Extracted records:

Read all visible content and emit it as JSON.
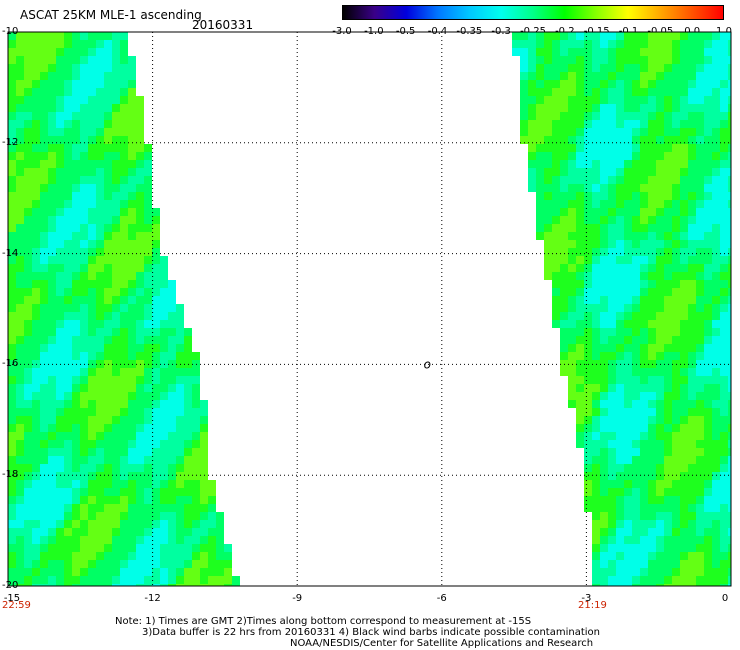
{
  "title": "ASCAT 25KM MLE-1 ascending",
  "date": "20160331",
  "colorbar": {
    "labels": [
      "-3.0",
      "-1.0",
      "-0.5",
      "-0.4",
      "-0.35",
      "-0.3",
      "-0.25",
      "-0.2",
      "-0.15",
      "-0.1",
      "-0.05",
      "0.0",
      "1.0"
    ],
    "colors": [
      "#000000",
      "#3a0088",
      "#0000dd",
      "#0077ff",
      "#00c8ff",
      "#00ffee",
      "#00ff88",
      "#00ff00",
      "#88ff00",
      "#ffff00",
      "#ffaa00",
      "#ff5500",
      "#ff0000"
    ]
  },
  "axes": {
    "lat_ticks": [
      "-10",
      "-12",
      "-14",
      "-16",
      "-18",
      "-20"
    ],
    "lon_ticks": [
      "-15",
      "-12",
      "-9",
      "-6",
      "-3",
      "0"
    ],
    "lat_range": [
      -20,
      -10
    ],
    "lon_range": [
      -15,
      0
    ]
  },
  "times": {
    "left": "22:59",
    "right": "21:19"
  },
  "marker_symbol": "o",
  "marker_position": {
    "lon": -6.3,
    "lat": -16
  },
  "notes": [
    "Note: 1) Times are GMT 2)Times along bottom correspond to measurement at -15S",
    "3)Data buffer is 22 hrs from 20160331 4) Black wind barbs indicate possible contamination",
    "NOAA/NESDIS/Center for Satellite Applications and Research"
  ],
  "chart_data": {
    "type": "heatmap",
    "title": "ASCAT 25KM MLE-1 ascending",
    "subtitle": "20160331",
    "xlabel": "",
    "ylabel": "",
    "xlim": [
      -15,
      0
    ],
    "ylim": [
      -20,
      -10
    ],
    "grid": true,
    "swaths": [
      {
        "boundary_lon_at_lat": [
          [
            -10,
            -12.5
          ],
          [
            -12,
            -12.1
          ],
          [
            -14,
            -11.8
          ],
          [
            -16,
            -11.0
          ],
          [
            -18,
            -10.8
          ],
          [
            -20,
            -10.2
          ]
        ],
        "side": "west",
        "dominant_value_range": [
          -0.3,
          -0.15
        ]
      },
      {
        "boundary_lon_at_lat": [
          [
            -10,
            -4.5
          ],
          [
            -12,
            -4.3
          ],
          [
            -14,
            -3.9
          ],
          [
            -16,
            -3.5
          ],
          [
            -18,
            -3.0
          ],
          [
            -20,
            -2.9
          ]
        ],
        "side": "east",
        "dominant_value_range": [
          -0.25,
          -0.1
        ]
      }
    ]
  }
}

GOAL -
Exactly reproduce each record, leaving out any pictures.

ANSWER FOR THIS EXERCISE -
Read all visible content and emit it as JSON.
{
  "title": "ASCAT 25KM MLE-1 ascending",
  "date": "20160331",
  "colorbar": {
    "labels": [
      "-3.0",
      "-1.0",
      "-0.5",
      "-0.4",
      "-0.35",
      "-0.3",
      "-0.25",
      "-0.2",
      "-0.15",
      "-0.1",
      "-0.05",
      "0.0",
      "1.0"
    ],
    "colors": [
      "#000000",
      "#3a0088",
      "#0000dd",
      "#0077ff",
      "#00c8ff",
      "#00ffee",
      "#00ff88",
      "#00ff00",
      "#88ff00",
      "#ffff00",
      "#ffaa00",
      "#ff5500",
      "#ff0000"
    ]
  },
  "axes": {
    "lat_ticks": [
      "-10",
      "-12",
      "-14",
      "-16",
      "-18",
      "-20"
    ],
    "lon_ticks": [
      "-15",
      "-12",
      "-9",
      "-6",
      "-3",
      "0"
    ],
    "lat_range": [
      -20,
      -10
    ],
    "lon_range": [
      -15,
      0
    ]
  },
  "times": {
    "left": "22:59",
    "right": "21:19"
  },
  "marker_symbol": "o",
  "marker_position": {
    "lon": -6.3,
    "lat": -16
  },
  "notes": [
    "Note: 1) Times are GMT 2)Times along bottom correspond to measurement at -15S",
    "3)Data buffer is 22 hrs from 20160331 4) Black wind barbs indicate possible contamination",
    "NOAA/NESDIS/Center for Satellite Applications and Research"
  ],
  "chart_data": {
    "type": "heatmap",
    "title": "ASCAT 25KM MLE-1 ascending",
    "subtitle": "20160331",
    "xlabel": "",
    "ylabel": "",
    "xlim": [
      -15,
      0
    ],
    "ylim": [
      -20,
      -10
    ],
    "grid": true,
    "swaths": [
      {
        "boundary_lon_at_lat": [
          [
            -10,
            -12.5
          ],
          [
            -12,
            -12.1
          ],
          [
            -14,
            -11.8
          ],
          [
            -16,
            -11.0
          ],
          [
            -18,
            -10.8
          ],
          [
            -20,
            -10.2
          ]
        ],
        "side": "west",
        "dominant_value_range": [
          -0.3,
          -0.15
        ]
      },
      {
        "boundary_lon_at_lat": [
          [
            -10,
            -4.5
          ],
          [
            -12,
            -4.3
          ],
          [
            -14,
            -3.9
          ],
          [
            -16,
            -3.5
          ],
          [
            -18,
            -3.0
          ],
          [
            -20,
            -2.9
          ]
        ],
        "side": "east",
        "dominant_value_range": [
          -0.25,
          -0.1
        ]
      }
    ]
  }
}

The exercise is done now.